[Stored data]
▬▬▬

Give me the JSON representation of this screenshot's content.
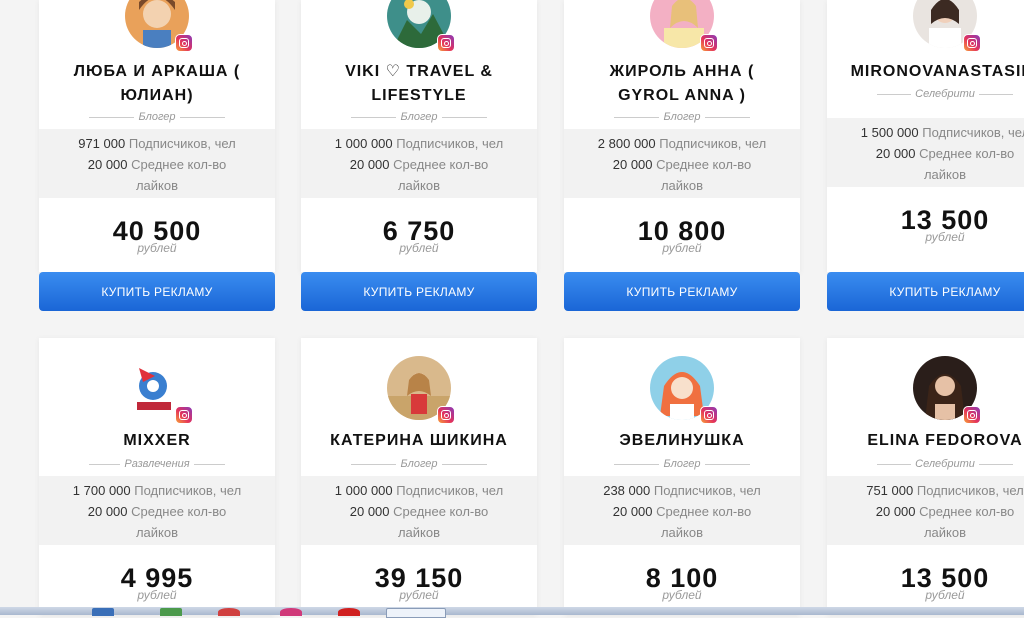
{
  "subscribers_suffix": "Подписчиков, чел",
  "likes_suffix": "Среднее кол-во",
  "likes_suffix2": "лайков",
  "currency": "рублей",
  "buy_label": "КУПИТЬ РЕКЛАМУ",
  "cards": [
    {
      "name_l1": "ЛЮБА И АРКАША (",
      "name_l2": "ЮЛИАН)",
      "category": "Блогер",
      "subscribers": "971 000",
      "likes": "20 000",
      "price": "40 500"
    },
    {
      "name_l1": "VIKI ♡ TRAVEL &",
      "name_l2": "LIFESTYLE",
      "category": "Блогер",
      "subscribers": "1 000 000",
      "likes": "20 000",
      "price": "6 750"
    },
    {
      "name_l1": "ЖИРОЛЬ АННА (",
      "name_l2": "GYROL ANNA )",
      "category": "Блогер",
      "subscribers": "2 800 000",
      "likes": "20 000",
      "price": "10 800"
    },
    {
      "name_l1": "MIRONOVANASTASIIA",
      "name_l2": "",
      "category": "Селебрити",
      "subscribers": "1 500 000",
      "likes": "20 000",
      "price": "13 500"
    },
    {
      "name_l1": "MIXXER",
      "name_l2": "",
      "category": "Развлечения",
      "subscribers": "1 700 000",
      "likes": "20 000",
      "price": "4 995"
    },
    {
      "name_l1": "КАТЕРИНА ШИКИНА",
      "name_l2": "",
      "category": "Блогер",
      "subscribers": "1 000 000",
      "likes": "20 000",
      "price": "39 150"
    },
    {
      "name_l1": "ЭВЕЛИНУШКА",
      "name_l2": "",
      "category": "Блогер",
      "subscribers": "238 000",
      "likes": "20 000",
      "price": "8 100"
    },
    {
      "name_l1": "ELINA FEDOROVA",
      "name_l2": "",
      "category": "Селебрити",
      "subscribers": "751 000",
      "likes": "20 000",
      "price": "13 500"
    }
  ]
}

▬▬▬

TASK REQUIREMENTS | Give an exact copy of the material, leaving out every picture.

TASK RESULT |
Give me the JSON representation of this screenshot's content.
{
  "subscribers_suffix": "Подписчиков, чел",
  "likes_suffix": "Среднее кол-во",
  "likes_suffix2": "лайков",
  "currency": "рублей",
  "buy_label": "КУПИТЬ РЕКЛАМУ",
  "cards": [
    {
      "name_l1": "ЛЮБА И АРКАША (",
      "name_l2": "ЮЛИАН)",
      "category": "Блогер",
      "subscribers": "971 000",
      "likes": "20 000",
      "price": "40 500"
    },
    {
      "name_l1": "VIKI ♡ TRAVEL &",
      "name_l2": "LIFESTYLE",
      "category": "Блогер",
      "subscribers": "1 000 000",
      "likes": "20 000",
      "price": "6 750"
    },
    {
      "name_l1": "ЖИРОЛЬ АННА (",
      "name_l2": "GYROL ANNA )",
      "category": "Блогер",
      "subscribers": "2 800 000",
      "likes": "20 000",
      "price": "10 800"
    },
    {
      "name_l1": "MIRONOVANASTASIIA",
      "name_l2": "",
      "category": "Селебрити",
      "subscribers": "1 500 000",
      "likes": "20 000",
      "price": "13 500"
    },
    {
      "name_l1": "MIXXER",
      "name_l2": "",
      "category": "Развлечения",
      "subscribers": "1 700 000",
      "likes": "20 000",
      "price": "4 995"
    },
    {
      "name_l1": "КАТЕРИНА ШИКИНА",
      "name_l2": "",
      "category": "Блогер",
      "subscribers": "1 000 000",
      "likes": "20 000",
      "price": "39 150"
    },
    {
      "name_l1": "ЭВЕЛИНУШКА",
      "name_l2": "",
      "category": "Блогер",
      "subscribers": "238 000",
      "likes": "20 000",
      "price": "8 100"
    },
    {
      "name_l1": "ELINA FEDOROVA",
      "name_l2": "",
      "category": "Селебрити",
      "subscribers": "751 000",
      "likes": "20 000",
      "price": "13 500"
    }
  ]
}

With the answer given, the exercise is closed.